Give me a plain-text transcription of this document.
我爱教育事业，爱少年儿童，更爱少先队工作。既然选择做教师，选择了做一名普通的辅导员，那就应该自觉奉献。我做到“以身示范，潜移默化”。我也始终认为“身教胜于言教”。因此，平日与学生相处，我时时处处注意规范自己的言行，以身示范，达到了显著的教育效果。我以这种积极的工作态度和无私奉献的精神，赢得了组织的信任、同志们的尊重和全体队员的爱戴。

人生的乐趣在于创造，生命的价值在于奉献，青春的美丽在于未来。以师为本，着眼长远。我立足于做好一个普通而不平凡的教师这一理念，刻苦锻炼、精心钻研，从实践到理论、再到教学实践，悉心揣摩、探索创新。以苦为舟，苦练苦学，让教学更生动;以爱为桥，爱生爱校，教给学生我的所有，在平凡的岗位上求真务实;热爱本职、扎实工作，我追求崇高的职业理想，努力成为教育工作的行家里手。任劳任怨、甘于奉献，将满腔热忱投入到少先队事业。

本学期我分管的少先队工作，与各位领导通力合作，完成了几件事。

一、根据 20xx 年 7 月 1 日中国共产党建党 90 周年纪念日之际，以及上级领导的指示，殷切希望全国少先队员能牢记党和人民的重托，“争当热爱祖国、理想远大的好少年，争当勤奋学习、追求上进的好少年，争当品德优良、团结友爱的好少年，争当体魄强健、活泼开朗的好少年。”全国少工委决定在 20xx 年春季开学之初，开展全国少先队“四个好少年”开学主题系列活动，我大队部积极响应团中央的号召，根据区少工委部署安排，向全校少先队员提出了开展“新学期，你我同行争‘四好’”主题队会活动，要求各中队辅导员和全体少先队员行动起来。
.....
TASK DESCRIPTION =
Print every entry exactly as it appears.

CORRECT OUTPUT =
Give me a plain-text transcription of this document.
我爱教育事业，爱少年儿童，更爱少先队工作。既然选择做教师，选择了做一名普通的辅导员，那就应该自觉奉献。我做到“以身示范，潜移默化”。我也始终认为“身教胜于言教”。因此，平日与学生相处，我时时处处注意规范自己的言行，以身示范，达到了显著的教育效果。我以这种积极的工作态度和无私奉献的精神，赢得了组织的信任、同志们的尊重和全体队员的爱戴。

人生的乐趣在于创造，生命的价值在于奉献，青春的美丽在于未来。以师为本，着眼长远。我立足于做好一个普通而不平凡的教师这一理念，刻苦锻炼、精心钻研，从实践到理论、再到教学实践，悉心揣摩、探索创新。以苦为舟，苦练苦学，让教学更生动;以爱为桥，爱生爱校，教给学生我的所有，在平凡的岗位上求真务实;热爱本职、扎实工作，我追求崇高的职业理想，努力成为教育工作的行家里手。任劳任怨、甘于奉献，将满腔热忱投入到少先队事业。

本学期我分管的少先队工作，与各位领导通力合作，完成了几件事。

一、根据 20xx 年 7 月 1 日中国共产党建党 90 周年纪念日之际，以及上级领导的指示，殷切希望全国少先队员能牢记党和人民的重托，“争当热爱祖国、理想远大的好少年，争当勤奋学习、追求上进的好少年，争当品德优良、团结友爱的好少年，争当体魄强健、活泼开朗的好少年。”全国少工委决定在 20xx 年春季开学之初，开展全国少先队“四个好少年”开学主题系列活动，我大队部积极响应团中央的号召，根据区少工委部署安排，向全校少先队员提出了开展“新学期，你我同行争‘四好’”主题队会活动，要求各中队辅导员和全体少先队员行动起来。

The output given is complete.